What you are asked to do: The task calls for each record to be given again exactly.

━━━━━━

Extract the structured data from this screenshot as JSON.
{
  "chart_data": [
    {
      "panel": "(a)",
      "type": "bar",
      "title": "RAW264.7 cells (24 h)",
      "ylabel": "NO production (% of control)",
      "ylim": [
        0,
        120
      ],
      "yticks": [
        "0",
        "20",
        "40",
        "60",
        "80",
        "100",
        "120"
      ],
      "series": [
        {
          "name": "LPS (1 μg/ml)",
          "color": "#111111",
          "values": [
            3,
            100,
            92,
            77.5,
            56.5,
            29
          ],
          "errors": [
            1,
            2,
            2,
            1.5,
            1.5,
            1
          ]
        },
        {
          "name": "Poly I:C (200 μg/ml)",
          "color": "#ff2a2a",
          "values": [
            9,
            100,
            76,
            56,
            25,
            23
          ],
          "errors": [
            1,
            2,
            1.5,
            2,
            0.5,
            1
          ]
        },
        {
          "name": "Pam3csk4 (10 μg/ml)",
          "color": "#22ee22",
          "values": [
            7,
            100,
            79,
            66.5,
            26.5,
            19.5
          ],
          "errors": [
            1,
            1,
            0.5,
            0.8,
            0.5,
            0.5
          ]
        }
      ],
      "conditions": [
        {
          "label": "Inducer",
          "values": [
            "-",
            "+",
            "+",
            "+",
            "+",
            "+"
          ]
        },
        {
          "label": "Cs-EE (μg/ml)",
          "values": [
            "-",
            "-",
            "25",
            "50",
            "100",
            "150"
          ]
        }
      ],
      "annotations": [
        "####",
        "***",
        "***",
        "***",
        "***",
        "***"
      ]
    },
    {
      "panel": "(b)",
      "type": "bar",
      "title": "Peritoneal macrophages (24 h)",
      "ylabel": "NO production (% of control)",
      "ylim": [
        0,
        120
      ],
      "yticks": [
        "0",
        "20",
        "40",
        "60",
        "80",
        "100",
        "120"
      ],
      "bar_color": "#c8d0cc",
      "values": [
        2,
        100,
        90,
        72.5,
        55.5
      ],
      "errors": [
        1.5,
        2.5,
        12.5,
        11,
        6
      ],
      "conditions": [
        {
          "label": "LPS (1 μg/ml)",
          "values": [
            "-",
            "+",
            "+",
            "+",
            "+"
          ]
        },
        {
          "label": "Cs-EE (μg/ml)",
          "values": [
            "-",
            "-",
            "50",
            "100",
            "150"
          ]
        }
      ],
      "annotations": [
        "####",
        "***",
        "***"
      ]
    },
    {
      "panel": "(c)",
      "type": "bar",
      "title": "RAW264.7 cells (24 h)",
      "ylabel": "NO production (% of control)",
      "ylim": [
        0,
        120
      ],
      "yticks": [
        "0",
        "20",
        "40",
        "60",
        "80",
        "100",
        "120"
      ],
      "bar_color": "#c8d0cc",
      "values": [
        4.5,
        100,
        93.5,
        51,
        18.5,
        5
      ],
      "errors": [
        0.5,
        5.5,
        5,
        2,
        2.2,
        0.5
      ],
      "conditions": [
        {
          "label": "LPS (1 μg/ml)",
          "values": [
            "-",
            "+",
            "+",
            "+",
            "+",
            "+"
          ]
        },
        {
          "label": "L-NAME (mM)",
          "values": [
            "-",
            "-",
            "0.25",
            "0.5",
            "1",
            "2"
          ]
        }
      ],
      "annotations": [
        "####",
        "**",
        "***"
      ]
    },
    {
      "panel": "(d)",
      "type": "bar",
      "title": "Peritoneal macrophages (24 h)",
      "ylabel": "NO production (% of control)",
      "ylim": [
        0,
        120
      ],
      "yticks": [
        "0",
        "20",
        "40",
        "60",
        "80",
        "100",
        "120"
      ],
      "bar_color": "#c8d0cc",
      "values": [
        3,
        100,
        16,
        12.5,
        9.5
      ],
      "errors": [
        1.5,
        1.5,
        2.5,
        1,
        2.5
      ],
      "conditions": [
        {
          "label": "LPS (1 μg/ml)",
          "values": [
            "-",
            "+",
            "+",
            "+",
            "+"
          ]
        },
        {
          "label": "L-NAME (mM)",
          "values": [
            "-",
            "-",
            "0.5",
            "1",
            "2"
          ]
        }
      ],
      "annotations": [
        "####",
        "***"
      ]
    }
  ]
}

━━━━━━

Task solution:
Extract the structured data from this screenshot as JSON.
{
  "chart_data": [
    {
      "panel": "(a)",
      "type": "bar",
      "title": "RAW264.7 cells (24 h)",
      "ylabel": "NO production (% of control)",
      "ylim": [
        0,
        120
      ],
      "yticks": [
        "0",
        "20",
        "40",
        "60",
        "80",
        "100",
        "120"
      ],
      "series": [
        {
          "name": "LPS (1 μg/ml)",
          "color": "#111111",
          "values": [
            3,
            100,
            92,
            77.5,
            56.5,
            29
          ],
          "errors": [
            1,
            2,
            2,
            1.5,
            1.5,
            1
          ]
        },
        {
          "name": "Poly I:C (200 μg/ml)",
          "color": "#ff2a2a",
          "values": [
            9,
            100,
            76,
            56,
            25,
            23
          ],
          "errors": [
            1,
            2,
            1.5,
            2,
            0.5,
            1
          ]
        },
        {
          "name": "Pam3csk4 (10 μg/ml)",
          "color": "#22ee22",
          "values": [
            7,
            100,
            79,
            66.5,
            26.5,
            19.5
          ],
          "errors": [
            1,
            1,
            0.5,
            0.8,
            0.5,
            0.5
          ]
        }
      ],
      "conditions": [
        {
          "label": "Inducer",
          "values": [
            "-",
            "+",
            "+",
            "+",
            "+",
            "+"
          ]
        },
        {
          "label": "Cs-EE (μg/ml)",
          "values": [
            "-",
            "-",
            "25",
            "50",
            "100",
            "150"
          ]
        }
      ],
      "annotations": [
        "####",
        "***",
        "***",
        "***",
        "***",
        "***"
      ]
    },
    {
      "panel": "(b)",
      "type": "bar",
      "title": "Peritoneal macrophages (24 h)",
      "ylabel": "NO production (% of control)",
      "ylim": [
        0,
        120
      ],
      "yticks": [
        "0",
        "20",
        "40",
        "60",
        "80",
        "100",
        "120"
      ],
      "bar_color": "#c8d0cc",
      "values": [
        2,
        100,
        90,
        72.5,
        55.5
      ],
      "errors": [
        1.5,
        2.5,
        12.5,
        11,
        6
      ],
      "conditions": [
        {
          "label": "LPS (1 μg/ml)",
          "values": [
            "-",
            "+",
            "+",
            "+",
            "+"
          ]
        },
        {
          "label": "Cs-EE (μg/ml)",
          "values": [
            "-",
            "-",
            "50",
            "100",
            "150"
          ]
        }
      ],
      "annotations": [
        "####",
        "***",
        "***"
      ]
    },
    {
      "panel": "(c)",
      "type": "bar",
      "title": "RAW264.7 cells (24 h)",
      "ylabel": "NO production (% of control)",
      "ylim": [
        0,
        120
      ],
      "yticks": [
        "0",
        "20",
        "40",
        "60",
        "80",
        "100",
        "120"
      ],
      "bar_color": "#c8d0cc",
      "values": [
        4.5,
        100,
        93.5,
        51,
        18.5,
        5
      ],
      "errors": [
        0.5,
        5.5,
        5,
        2,
        2.2,
        0.5
      ],
      "conditions": [
        {
          "label": "LPS (1 μg/ml)",
          "values": [
            "-",
            "+",
            "+",
            "+",
            "+",
            "+"
          ]
        },
        {
          "label": "L-NAME (mM)",
          "values": [
            "-",
            "-",
            "0.25",
            "0.5",
            "1",
            "2"
          ]
        }
      ],
      "annotations": [
        "####",
        "**",
        "***"
      ]
    },
    {
      "panel": "(d)",
      "type": "bar",
      "title": "Peritoneal macrophages (24 h)",
      "ylabel": "NO production (% of control)",
      "ylim": [
        0,
        120
      ],
      "yticks": [
        "0",
        "20",
        "40",
        "60",
        "80",
        "100",
        "120"
      ],
      "bar_color": "#c8d0cc",
      "values": [
        3,
        100,
        16,
        12.5,
        9.5
      ],
      "errors": [
        1.5,
        1.5,
        2.5,
        1,
        2.5
      ],
      "conditions": [
        {
          "label": "LPS (1 μg/ml)",
          "values": [
            "-",
            "+",
            "+",
            "+",
            "+"
          ]
        },
        {
          "label": "L-NAME (mM)",
          "values": [
            "-",
            "-",
            "0.5",
            "1",
            "2"
          ]
        }
      ],
      "annotations": [
        "####",
        "***"
      ]
    }
  ]
}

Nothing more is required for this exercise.